Spatial annotation entries:

■ ■ ■ ■

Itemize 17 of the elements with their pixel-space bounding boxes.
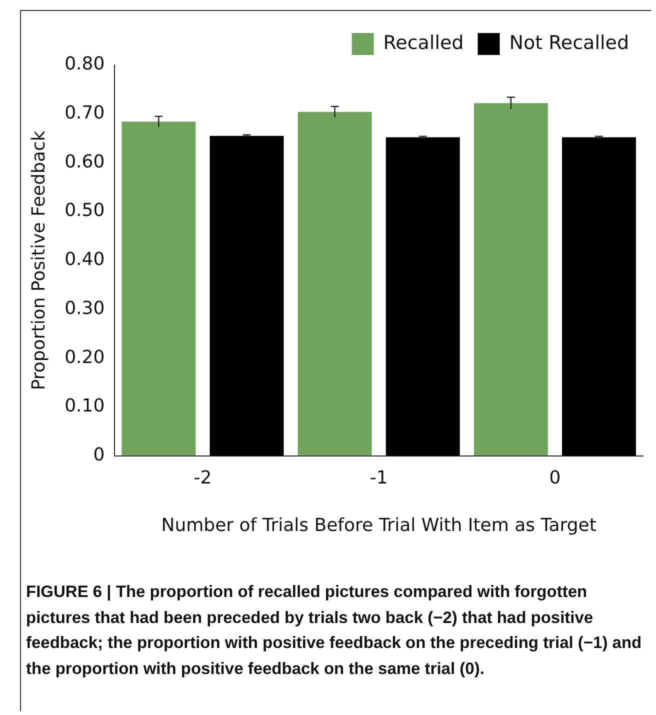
y-tick-label: 0.50 bbox=[64, 200, 105, 222]
caption: FIGURE 6 | The proportion of recalled pictures compared with forgotten pictures that had been preceded by trials two back (−2) that had positive feedback; the proportion with positive feedback on the preceding trial (−1) and the proportion with positive feedback on the same trial (0). bbox=[26, 582, 643, 680]
y-tick-label: 0.10 bbox=[64, 396, 105, 417]
y-tick-label: 0.80 bbox=[64, 54, 105, 75]
x-tick-label: -1 bbox=[370, 467, 388, 488]
y-tick-label: 0.60 bbox=[64, 151, 105, 172]
y-tick-label: 0.40 bbox=[64, 249, 105, 270]
y-tick-label: 0 bbox=[93, 444, 105, 466]
y-tick-label: 0.30 bbox=[64, 298, 105, 319]
x-axis-title: Number of Trials Before Trial With Item as Target bbox=[161, 514, 596, 536]
legend-label: Not Recalled bbox=[509, 32, 630, 54]
y-tick-label: 0.20 bbox=[64, 346, 105, 368]
x-tick-label: -2 bbox=[194, 467, 212, 488]
legend-label: Recalled bbox=[383, 32, 464, 54]
y-axis-title: Proportion Positive Feedback bbox=[28, 130, 50, 390]
x-tick-label: 0 bbox=[549, 467, 561, 488]
y-tick-label: 0.70 bbox=[64, 102, 105, 124]
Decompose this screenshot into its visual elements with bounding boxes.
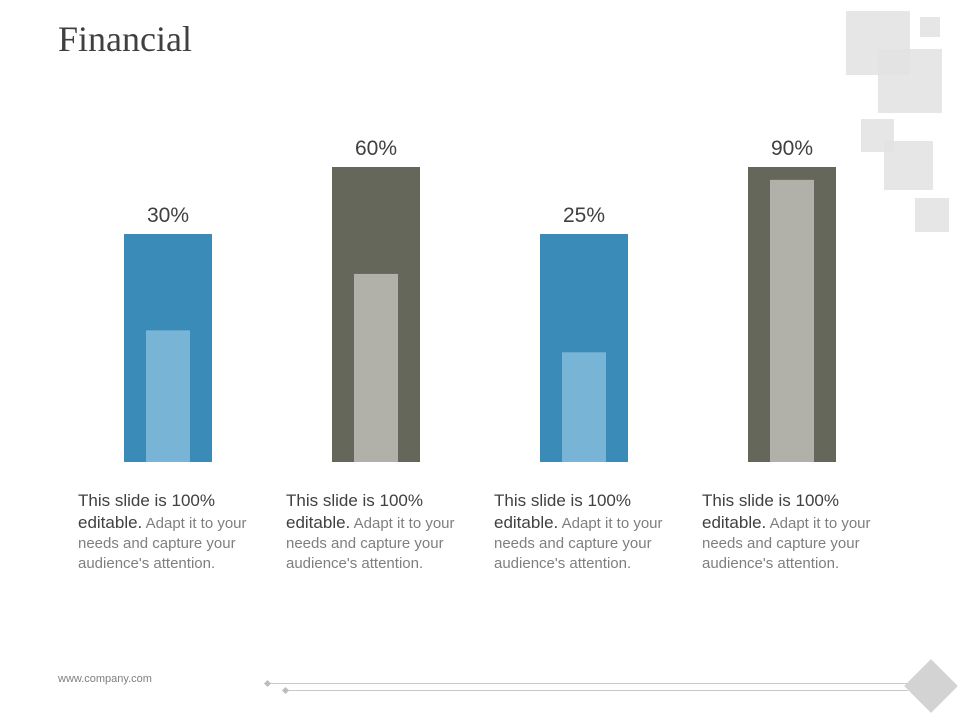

■ ■ ■ ■

#### [Exercise instructions]
Quote every line of the listing above word for word, omitting the pictures.

#### [The answer]
Itemize 17 of the elements with their pixel-space bounding boxes.
y-tick-label: 0.50 bbox=[64, 200, 105, 222]
caption: FIGURE 6 | The proportion of recalled pictures compared with forgotten pictures that had been preceded by trials two back (−2) that had positive feedback; the proportion with positive feedback on the preceding trial (−1) and the proportion with positive feedback on the same trial (0). bbox=[26, 582, 643, 680]
y-tick-label: 0.10 bbox=[64, 396, 105, 417]
y-tick-label: 0.80 bbox=[64, 54, 105, 75]
x-tick-label: -1 bbox=[370, 467, 388, 488]
y-tick-label: 0.60 bbox=[64, 151, 105, 172]
y-tick-label: 0.40 bbox=[64, 249, 105, 270]
y-tick-label: 0 bbox=[93, 444, 105, 466]
y-tick-label: 0.30 bbox=[64, 298, 105, 319]
x-axis-title: Number of Trials Before Trial With Item as Target bbox=[161, 514, 596, 536]
legend-label: Not Recalled bbox=[509, 32, 630, 54]
y-tick-label: 0.20 bbox=[64, 346, 105, 368]
x-tick-label: -2 bbox=[194, 467, 212, 488]
legend-label: Recalled bbox=[383, 32, 464, 54]
y-axis-title: Proportion Positive Feedback bbox=[28, 130, 50, 390]
x-tick-label: 0 bbox=[549, 467, 561, 488]
y-tick-label: 0.70 bbox=[64, 102, 105, 124]
Decompose this screenshot into its visual elements with bounding boxes.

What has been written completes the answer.